◆ Exercise prompt
Pull out everything from the start of the records down to the line containing "menu-item-label (259, 24, 320, 36)", inclusive, copying each line unchanged.

>> Begin

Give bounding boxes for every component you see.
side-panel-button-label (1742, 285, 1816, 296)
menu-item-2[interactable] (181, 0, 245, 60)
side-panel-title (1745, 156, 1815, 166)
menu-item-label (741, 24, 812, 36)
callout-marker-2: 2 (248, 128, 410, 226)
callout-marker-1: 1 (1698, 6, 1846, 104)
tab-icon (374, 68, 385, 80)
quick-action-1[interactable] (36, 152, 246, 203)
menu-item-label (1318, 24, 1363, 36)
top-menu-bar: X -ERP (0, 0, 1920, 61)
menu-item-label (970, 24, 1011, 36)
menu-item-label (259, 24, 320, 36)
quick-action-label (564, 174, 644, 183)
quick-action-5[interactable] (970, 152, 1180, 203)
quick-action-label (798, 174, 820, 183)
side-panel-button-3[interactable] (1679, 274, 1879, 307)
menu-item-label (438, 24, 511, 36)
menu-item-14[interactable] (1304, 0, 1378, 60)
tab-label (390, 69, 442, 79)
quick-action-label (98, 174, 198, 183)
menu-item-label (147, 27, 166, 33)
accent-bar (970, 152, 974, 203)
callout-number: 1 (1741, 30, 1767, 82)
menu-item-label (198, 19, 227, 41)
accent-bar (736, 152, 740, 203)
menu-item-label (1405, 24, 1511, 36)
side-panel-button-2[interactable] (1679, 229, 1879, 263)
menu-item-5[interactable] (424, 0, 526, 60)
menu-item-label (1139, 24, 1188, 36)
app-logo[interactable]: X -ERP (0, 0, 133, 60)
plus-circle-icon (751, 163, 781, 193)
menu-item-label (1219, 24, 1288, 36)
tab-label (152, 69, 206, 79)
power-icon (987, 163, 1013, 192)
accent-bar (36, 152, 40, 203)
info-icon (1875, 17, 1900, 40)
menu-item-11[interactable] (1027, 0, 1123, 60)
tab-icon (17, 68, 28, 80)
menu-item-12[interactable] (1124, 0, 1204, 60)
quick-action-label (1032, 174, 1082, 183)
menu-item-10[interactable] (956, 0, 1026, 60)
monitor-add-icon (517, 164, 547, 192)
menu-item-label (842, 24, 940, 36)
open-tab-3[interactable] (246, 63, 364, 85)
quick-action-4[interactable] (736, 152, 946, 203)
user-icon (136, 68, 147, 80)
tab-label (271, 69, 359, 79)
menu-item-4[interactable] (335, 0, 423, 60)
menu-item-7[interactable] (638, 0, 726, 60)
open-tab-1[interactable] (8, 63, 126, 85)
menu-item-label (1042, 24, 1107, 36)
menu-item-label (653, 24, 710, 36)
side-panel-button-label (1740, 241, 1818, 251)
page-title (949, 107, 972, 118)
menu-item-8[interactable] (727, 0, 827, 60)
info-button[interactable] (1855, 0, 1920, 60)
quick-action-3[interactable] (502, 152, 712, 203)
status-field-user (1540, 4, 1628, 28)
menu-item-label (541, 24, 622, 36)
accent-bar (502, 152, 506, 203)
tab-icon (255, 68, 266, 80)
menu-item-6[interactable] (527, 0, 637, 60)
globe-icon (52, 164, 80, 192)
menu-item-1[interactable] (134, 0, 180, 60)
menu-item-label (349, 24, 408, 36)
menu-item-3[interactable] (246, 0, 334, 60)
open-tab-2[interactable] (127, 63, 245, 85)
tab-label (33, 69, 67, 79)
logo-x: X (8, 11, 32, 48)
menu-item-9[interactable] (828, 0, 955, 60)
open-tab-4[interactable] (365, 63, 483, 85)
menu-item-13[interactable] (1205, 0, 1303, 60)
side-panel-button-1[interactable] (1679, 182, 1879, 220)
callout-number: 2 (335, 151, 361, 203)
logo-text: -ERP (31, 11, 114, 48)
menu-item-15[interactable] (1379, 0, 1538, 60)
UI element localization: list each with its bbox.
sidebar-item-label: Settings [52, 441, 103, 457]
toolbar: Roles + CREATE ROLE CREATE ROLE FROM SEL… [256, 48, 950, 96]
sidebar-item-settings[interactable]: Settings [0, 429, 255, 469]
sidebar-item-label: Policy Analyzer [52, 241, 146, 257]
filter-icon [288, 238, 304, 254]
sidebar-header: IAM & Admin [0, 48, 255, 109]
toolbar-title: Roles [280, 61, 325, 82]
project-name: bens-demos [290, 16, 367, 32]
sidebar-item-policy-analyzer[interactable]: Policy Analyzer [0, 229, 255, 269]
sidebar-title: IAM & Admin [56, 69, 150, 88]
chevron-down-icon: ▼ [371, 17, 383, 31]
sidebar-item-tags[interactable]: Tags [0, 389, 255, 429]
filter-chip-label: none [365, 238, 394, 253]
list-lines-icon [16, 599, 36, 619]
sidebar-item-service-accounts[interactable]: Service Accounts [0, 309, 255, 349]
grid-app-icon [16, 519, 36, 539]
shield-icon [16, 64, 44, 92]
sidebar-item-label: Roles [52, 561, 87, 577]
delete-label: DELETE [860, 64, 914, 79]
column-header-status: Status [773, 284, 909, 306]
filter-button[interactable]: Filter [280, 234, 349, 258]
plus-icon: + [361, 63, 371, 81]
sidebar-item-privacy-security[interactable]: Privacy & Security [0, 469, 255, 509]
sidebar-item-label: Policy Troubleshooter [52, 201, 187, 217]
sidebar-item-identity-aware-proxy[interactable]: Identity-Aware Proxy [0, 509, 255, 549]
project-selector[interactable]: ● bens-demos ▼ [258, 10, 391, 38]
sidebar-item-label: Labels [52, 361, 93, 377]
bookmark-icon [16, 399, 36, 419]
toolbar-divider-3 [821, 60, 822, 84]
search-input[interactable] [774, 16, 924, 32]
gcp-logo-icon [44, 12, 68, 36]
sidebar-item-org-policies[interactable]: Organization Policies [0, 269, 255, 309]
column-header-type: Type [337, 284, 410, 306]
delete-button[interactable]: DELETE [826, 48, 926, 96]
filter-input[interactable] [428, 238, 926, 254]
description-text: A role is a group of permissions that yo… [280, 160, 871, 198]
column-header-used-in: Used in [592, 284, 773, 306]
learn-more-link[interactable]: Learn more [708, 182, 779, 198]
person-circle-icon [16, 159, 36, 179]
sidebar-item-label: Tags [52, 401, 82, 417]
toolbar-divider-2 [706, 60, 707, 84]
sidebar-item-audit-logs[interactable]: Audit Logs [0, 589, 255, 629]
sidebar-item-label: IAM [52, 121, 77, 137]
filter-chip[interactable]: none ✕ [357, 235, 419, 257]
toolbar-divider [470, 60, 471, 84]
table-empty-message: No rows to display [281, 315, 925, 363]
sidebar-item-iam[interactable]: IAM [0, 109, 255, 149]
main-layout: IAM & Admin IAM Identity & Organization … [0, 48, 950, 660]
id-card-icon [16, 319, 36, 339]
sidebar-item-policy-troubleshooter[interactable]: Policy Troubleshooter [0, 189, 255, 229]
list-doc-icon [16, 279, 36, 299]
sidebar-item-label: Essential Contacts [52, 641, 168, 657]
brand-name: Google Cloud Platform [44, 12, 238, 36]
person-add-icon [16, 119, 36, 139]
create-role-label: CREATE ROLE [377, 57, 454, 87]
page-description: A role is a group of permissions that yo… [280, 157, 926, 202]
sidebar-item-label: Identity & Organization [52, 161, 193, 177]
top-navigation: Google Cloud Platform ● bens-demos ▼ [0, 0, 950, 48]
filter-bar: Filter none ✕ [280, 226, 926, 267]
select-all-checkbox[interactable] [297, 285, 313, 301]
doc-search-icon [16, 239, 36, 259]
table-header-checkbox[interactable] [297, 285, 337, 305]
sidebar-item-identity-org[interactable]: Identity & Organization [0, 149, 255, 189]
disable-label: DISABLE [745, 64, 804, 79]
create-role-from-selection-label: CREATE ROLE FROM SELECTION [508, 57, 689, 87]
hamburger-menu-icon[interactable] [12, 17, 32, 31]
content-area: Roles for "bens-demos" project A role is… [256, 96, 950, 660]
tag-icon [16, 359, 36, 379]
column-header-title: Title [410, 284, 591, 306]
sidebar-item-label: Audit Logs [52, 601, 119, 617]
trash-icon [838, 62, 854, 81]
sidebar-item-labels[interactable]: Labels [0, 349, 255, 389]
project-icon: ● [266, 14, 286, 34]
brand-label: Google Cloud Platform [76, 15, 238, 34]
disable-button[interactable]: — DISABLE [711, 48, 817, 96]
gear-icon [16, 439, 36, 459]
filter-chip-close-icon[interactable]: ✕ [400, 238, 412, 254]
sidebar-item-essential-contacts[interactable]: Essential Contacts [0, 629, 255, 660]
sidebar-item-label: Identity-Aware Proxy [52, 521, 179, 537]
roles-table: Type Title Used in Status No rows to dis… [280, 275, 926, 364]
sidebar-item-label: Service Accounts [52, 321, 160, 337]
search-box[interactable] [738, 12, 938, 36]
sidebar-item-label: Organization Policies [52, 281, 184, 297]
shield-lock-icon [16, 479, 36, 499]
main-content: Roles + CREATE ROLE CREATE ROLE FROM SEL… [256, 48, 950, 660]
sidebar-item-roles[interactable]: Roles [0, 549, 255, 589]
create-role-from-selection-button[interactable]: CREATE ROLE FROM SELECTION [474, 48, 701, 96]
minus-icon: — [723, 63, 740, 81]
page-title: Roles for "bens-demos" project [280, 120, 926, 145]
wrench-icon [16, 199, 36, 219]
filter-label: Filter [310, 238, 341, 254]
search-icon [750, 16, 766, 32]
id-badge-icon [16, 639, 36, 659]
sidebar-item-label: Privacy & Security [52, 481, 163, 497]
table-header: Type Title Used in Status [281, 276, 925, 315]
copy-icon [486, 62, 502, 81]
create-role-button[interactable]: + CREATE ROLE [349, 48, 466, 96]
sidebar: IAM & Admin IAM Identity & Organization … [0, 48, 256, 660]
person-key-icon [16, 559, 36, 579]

>> End

◆ Exercise answer
Give bounding boxes for every component you see.
side-panel-button-label (1742, 285, 1816, 296)
menu-item-2[interactable] (181, 0, 245, 60)
side-panel-title (1745, 156, 1815, 166)
menu-item-label (741, 24, 812, 36)
callout-marker-2: 2 (248, 128, 410, 226)
callout-marker-1: 1 (1698, 6, 1846, 104)
tab-icon (374, 68, 385, 80)
quick-action-1[interactable] (36, 152, 246, 203)
menu-item-label (1318, 24, 1363, 36)
top-menu-bar: X -ERP (0, 0, 1920, 61)
menu-item-label (970, 24, 1011, 36)
menu-item-label (259, 24, 320, 36)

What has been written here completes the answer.